Retype the full set of records. Keep every character identical.

==== Materials provided ====

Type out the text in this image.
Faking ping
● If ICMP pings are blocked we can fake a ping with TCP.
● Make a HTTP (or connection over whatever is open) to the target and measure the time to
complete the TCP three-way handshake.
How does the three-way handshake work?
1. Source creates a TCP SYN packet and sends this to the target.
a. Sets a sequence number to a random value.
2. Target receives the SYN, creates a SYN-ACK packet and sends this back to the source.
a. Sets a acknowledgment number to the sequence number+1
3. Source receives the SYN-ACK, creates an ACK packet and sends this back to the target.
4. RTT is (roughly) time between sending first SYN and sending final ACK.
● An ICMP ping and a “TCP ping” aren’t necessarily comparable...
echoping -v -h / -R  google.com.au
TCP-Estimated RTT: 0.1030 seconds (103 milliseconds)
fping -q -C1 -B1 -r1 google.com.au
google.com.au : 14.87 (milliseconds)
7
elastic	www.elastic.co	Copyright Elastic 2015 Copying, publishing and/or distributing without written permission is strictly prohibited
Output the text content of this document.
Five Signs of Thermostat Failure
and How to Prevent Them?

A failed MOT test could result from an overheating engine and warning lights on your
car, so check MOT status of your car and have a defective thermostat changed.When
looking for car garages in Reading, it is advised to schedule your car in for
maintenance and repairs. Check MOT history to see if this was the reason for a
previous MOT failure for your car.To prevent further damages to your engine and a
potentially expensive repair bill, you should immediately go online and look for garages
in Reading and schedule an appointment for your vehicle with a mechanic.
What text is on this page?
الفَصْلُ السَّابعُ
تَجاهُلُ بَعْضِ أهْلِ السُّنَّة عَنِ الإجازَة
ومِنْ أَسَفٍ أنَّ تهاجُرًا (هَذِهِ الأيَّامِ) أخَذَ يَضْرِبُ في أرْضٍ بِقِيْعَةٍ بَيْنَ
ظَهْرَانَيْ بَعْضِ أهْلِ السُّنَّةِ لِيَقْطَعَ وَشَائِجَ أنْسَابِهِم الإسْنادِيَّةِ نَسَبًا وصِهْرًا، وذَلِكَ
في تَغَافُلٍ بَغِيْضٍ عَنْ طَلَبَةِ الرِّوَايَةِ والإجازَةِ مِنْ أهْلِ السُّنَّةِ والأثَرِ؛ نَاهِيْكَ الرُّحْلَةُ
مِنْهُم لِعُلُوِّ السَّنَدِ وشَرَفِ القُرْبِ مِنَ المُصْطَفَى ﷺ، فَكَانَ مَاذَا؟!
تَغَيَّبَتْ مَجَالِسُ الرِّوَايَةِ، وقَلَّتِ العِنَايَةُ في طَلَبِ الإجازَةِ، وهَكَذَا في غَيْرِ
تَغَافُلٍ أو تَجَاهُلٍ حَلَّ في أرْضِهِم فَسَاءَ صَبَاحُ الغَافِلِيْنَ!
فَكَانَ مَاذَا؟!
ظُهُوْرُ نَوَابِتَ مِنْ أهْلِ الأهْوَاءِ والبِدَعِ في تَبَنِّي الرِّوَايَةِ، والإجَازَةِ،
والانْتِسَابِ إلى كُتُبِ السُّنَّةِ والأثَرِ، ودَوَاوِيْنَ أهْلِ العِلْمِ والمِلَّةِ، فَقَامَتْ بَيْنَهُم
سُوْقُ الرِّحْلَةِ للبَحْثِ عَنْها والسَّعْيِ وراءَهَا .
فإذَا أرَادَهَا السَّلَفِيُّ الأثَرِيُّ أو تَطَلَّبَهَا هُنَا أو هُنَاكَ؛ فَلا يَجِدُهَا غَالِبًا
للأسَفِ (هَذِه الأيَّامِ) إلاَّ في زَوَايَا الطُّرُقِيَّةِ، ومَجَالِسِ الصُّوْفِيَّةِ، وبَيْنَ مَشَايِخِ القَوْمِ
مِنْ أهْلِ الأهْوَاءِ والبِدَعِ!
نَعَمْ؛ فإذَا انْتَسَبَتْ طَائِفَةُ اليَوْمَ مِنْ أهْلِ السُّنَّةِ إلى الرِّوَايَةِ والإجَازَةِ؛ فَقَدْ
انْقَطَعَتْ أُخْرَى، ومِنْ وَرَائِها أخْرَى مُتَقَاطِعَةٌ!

====

Answer to this exercise »
Type out the text in this image.
Faking ping
● If ICMP pings are blocked we can fake a ping with TCP.
● Make a HTTP (or connection over whatever is open) to the target and measure the time to
complete the TCP three-way handshake.
How does the three-way handshake work?
1. Source creates a TCP SYN packet and sends this to the target.
a. Sets a sequence number to a random value.
2. Target receives the SYN, creates a SYN-ACK packet and sends this back to the source.
a. Sets a acknowledgment number to the sequence number+1
3. Source receives the SYN-ACK, creates an ACK packet and sends this back to the target.
4. RTT is (roughly) time between sending first SYN and sending final ACK.
● An ICMP ping and a “TCP ping” aren’t necessarily comparable...
echoping -v -h / -R  google.com.au
TCP-Estimated RTT: 0.1030 seconds (103 milliseconds)
fping -q -C1 -B1 -r1 google.com.au
google.com.au : 14.87 (milliseconds)
7
elastic	www.elastic.co	Copyright Elastic 2015 Copying, publishing and/or distributing without written permission is strictly prohibited
Output the text content of this document.
Five Signs of Thermostat Failure
and How to Prevent Them?

A failed MOT test could result from an overheating engine and warning lights on your
car, so check MOT status of your car and have a defective thermostat changed.When
looking for car garages in Reading, it is advised to schedule your car in for
maintenance and repairs. Check MOT history to see if this was the reason for a
previous MOT failure for your car.To prevent further damages to your engine and a
potentially expensive repair bill, you should immediately go online and look for garages
in Reading and schedule an appointment for your vehicle with a mechanic.
What text is on this page?
الفَصْلُ السَّابعُ
تَجاهُلُ بَعْضِ أهْلِ السُّنَّة عَنِ الإجازَة
ومِنْ أَسَفٍ أنَّ تهاجُرًا (هَذِهِ الأيَّامِ) أخَذَ يَضْرِبُ في أرْضٍ بِقِيْعَةٍ بَيْنَ
ظَهْرَانَيْ بَعْضِ أهْلِ السُّنَّةِ لِيَقْطَعَ وَشَائِجَ أنْسَابِهِم الإسْنادِيَّةِ نَسَبًا وصِهْرًا، وذَلِكَ
في تَغَافُلٍ بَغِيْضٍ عَنْ طَلَبَةِ الرِّوَايَةِ والإجازَةِ مِنْ أهْلِ السُّنَّةِ والأثَرِ؛ نَاهِيْكَ الرُّحْلَةُ
مِنْهُم لِعُلُوِّ السَّنَدِ وشَرَفِ القُرْبِ مِنَ المُصْطَفَى ﷺ، فَكَانَ مَاذَا؟!
تَغَيَّبَتْ مَجَالِسُ الرِّوَايَةِ، وقَلَّتِ العِنَايَةُ في طَلَبِ الإجازَةِ، وهَكَذَا في غَيْرِ
تَغَافُلٍ أو تَجَاهُلٍ حَلَّ في أرْضِهِم فَسَاءَ صَبَاحُ الغَافِلِيْنَ!
فَكَانَ مَاذَا؟!
ظُهُوْرُ نَوَابِتَ مِنْ أهْلِ الأهْوَاءِ والبِدَعِ في تَبَنِّي الرِّوَايَةِ، والإجَازَةِ،
والانْتِسَابِ إلى كُتُبِ السُّنَّةِ والأثَرِ، ودَوَاوِيْنَ أهْلِ العِلْمِ والمِلَّةِ، فَقَامَتْ بَيْنَهُم
سُوْقُ الرِّحْلَةِ للبَحْثِ عَنْها والسَّعْيِ وراءَهَا .
فإذَا أرَادَهَا السَّلَفِيُّ الأثَرِيُّ أو تَطَلَّبَهَا هُنَا أو هُنَاكَ؛ فَلا يَجِدُهَا غَالِبًا
للأسَفِ (هَذِه الأيَّامِ) إلاَّ في زَوَايَا الطُّرُقِيَّةِ، ومَجَالِسِ الصُّوْفِيَّةِ، وبَيْنَ مَشَايِخِ القَوْمِ
مِنْ أهْلِ الأهْوَاءِ والبِدَعِ!
نَعَمْ؛ فإذَا انْتَسَبَتْ طَائِفَةُ اليَوْمَ مِنْ أهْلِ السُّنَّةِ إلى الرِّوَايَةِ والإجَازَةِ؛ فَقَدْ
انْقَطَعَتْ أُخْرَى، ومِنْ وَرَائِها أخْرَى مُتَقَاطِعَةٌ!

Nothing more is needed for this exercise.